** Raw records **
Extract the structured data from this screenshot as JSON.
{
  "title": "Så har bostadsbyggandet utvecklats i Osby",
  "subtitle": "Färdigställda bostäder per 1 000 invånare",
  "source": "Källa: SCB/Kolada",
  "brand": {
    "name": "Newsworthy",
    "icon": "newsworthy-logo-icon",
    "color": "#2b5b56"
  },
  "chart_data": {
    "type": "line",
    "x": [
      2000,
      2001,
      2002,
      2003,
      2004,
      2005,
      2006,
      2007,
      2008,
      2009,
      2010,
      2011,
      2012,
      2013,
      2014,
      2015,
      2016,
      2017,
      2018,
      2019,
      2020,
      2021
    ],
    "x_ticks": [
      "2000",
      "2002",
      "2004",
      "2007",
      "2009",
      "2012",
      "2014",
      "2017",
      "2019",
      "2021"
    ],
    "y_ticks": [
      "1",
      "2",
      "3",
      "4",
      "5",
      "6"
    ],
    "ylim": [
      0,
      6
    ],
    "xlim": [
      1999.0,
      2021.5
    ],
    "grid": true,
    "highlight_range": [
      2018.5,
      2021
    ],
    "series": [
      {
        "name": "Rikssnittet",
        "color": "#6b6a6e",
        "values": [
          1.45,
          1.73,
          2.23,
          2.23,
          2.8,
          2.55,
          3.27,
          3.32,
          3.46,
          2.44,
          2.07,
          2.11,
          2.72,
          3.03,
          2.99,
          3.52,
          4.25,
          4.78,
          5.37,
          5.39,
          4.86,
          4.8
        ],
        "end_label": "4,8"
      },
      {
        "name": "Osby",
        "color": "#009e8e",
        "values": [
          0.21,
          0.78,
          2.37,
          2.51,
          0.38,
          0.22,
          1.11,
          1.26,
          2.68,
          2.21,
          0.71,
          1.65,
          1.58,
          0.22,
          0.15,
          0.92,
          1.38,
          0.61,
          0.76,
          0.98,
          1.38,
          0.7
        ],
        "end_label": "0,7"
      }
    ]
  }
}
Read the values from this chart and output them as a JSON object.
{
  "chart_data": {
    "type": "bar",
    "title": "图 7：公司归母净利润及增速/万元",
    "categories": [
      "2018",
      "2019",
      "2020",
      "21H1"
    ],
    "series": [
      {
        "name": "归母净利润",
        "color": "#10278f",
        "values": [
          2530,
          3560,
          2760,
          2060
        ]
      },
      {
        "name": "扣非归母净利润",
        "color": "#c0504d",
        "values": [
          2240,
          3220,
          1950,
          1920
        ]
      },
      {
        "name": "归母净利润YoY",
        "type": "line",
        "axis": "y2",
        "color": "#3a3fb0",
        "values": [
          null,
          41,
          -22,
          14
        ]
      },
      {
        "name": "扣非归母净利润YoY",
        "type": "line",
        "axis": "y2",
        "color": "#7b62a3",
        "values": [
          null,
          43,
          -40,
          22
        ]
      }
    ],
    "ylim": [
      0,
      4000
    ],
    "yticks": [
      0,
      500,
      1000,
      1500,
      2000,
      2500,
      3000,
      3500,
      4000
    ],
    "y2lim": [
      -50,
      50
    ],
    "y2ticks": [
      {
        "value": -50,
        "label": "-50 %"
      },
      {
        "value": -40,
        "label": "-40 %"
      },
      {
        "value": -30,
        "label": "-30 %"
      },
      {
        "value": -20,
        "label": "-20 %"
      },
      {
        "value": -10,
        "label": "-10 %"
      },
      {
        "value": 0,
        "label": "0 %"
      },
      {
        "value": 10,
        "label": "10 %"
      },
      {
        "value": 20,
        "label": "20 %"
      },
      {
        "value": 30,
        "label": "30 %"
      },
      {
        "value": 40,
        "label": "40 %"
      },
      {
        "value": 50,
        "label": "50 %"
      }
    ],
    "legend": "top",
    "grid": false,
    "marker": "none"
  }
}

** What you need to do **
Repeat the preceding lines exactly, please, every one of them.

** Solution to this task **
Extract the structured data from this screenshot as JSON.
{
  "title": "Så har bostadsbyggandet utvecklats i Osby",
  "subtitle": "Färdigställda bostäder per 1 000 invånare",
  "source": "Källa: SCB/Kolada",
  "brand": {
    "name": "Newsworthy",
    "icon": "newsworthy-logo-icon",
    "color": "#2b5b56"
  },
  "chart_data": {
    "type": "line",
    "x": [
      2000,
      2001,
      2002,
      2003,
      2004,
      2005,
      2006,
      2007,
      2008,
      2009,
      2010,
      2011,
      2012,
      2013,
      2014,
      2015,
      2016,
      2017,
      2018,
      2019,
      2020,
      2021
    ],
    "x_ticks": [
      "2000",
      "2002",
      "2004",
      "2007",
      "2009",
      "2012",
      "2014",
      "2017",
      "2019",
      "2021"
    ],
    "y_ticks": [
      "1",
      "2",
      "3",
      "4",
      "5",
      "6"
    ],
    "ylim": [
      0,
      6
    ],
    "xlim": [
      1999.0,
      2021.5
    ],
    "grid": true,
    "highlight_range": [
      2018.5,
      2021
    ],
    "series": [
      {
        "name": "Rikssnittet",
        "color": "#6b6a6e",
        "values": [
          1.45,
          1.73,
          2.23,
          2.23,
          2.8,
          2.55,
          3.27,
          3.32,
          3.46,
          2.44,
          2.07,
          2.11,
          2.72,
          3.03,
          2.99,
          3.52,
          4.25,
          4.78,
          5.37,
          5.39,
          4.86,
          4.8
        ],
        "end_label": "4,8"
      },
      {
        "name": "Osby",
        "color": "#009e8e",
        "values": [
          0.21,
          0.78,
          2.37,
          2.51,
          0.38,
          0.22,
          1.11,
          1.26,
          2.68,
          2.21,
          0.71,
          1.65,
          1.58,
          0.22,
          0.15,
          0.92,
          1.38,
          0.61,
          0.76,
          0.98,
          1.38,
          0.7
        ],
        "end_label": "0,7"
      }
    ]
  }
}
Read the values from this chart and output them as a JSON object.
{
  "chart_data": {
    "type": "bar",
    "title": "图 7：公司归母净利润及增速/万元",
    "categories": [
      "2018",
      "2019",
      "2020",
      "21H1"
    ],
    "series": [
      {
        "name": "归母净利润",
        "color": "#10278f",
        "values": [
          2530,
          3560,
          2760,
          2060
        ]
      },
      {
        "name": "扣非归母净利润",
        "color": "#c0504d",
        "values": [
          2240,
          3220,
          1950,
          1920
        ]
      },
      {
        "name": "归母净利润YoY",
        "type": "line",
        "axis": "y2",
        "color": "#3a3fb0",
        "values": [
          null,
          41,
          -22,
          14
        ]
      },
      {
        "name": "扣非归母净利润YoY",
        "type": "line",
        "axis": "y2",
        "color": "#7b62a3",
        "values": [
          null,
          43,
          -40,
          22
        ]
      }
    ],
    "ylim": [
      0,
      4000
    ],
    "yticks": [
      0,
      500,
      1000,
      1500,
      2000,
      2500,
      3000,
      3500,
      4000
    ],
    "y2lim": [
      -50,
      50
    ],
    "y2ticks": [
      {
        "value": -50,
        "label": "-50 %"
      },
      {
        "value": -40,
        "label": "-40 %"
      },
      {
        "value": -30,
        "label": "-30 %"
      },
      {
        "value": -20,
        "label": "-20 %"
      },
      {
        "value": -10,
        "label": "-10 %"
      },
      {
        "value": 0,
        "label": "0 %"
      },
      {
        "value": 10,
        "label": "10 %"
      },
      {
        "value": 20,
        "label": "20 %"
      },
      {
        "value": 30,
        "label": "30 %"
      },
      {
        "value": 40,
        "label": "40 %"
      },
      {
        "value": 50,
        "label": "50 %"
      }
    ],
    "legend": "top",
    "grid": false,
    "marker": "none"
  }
}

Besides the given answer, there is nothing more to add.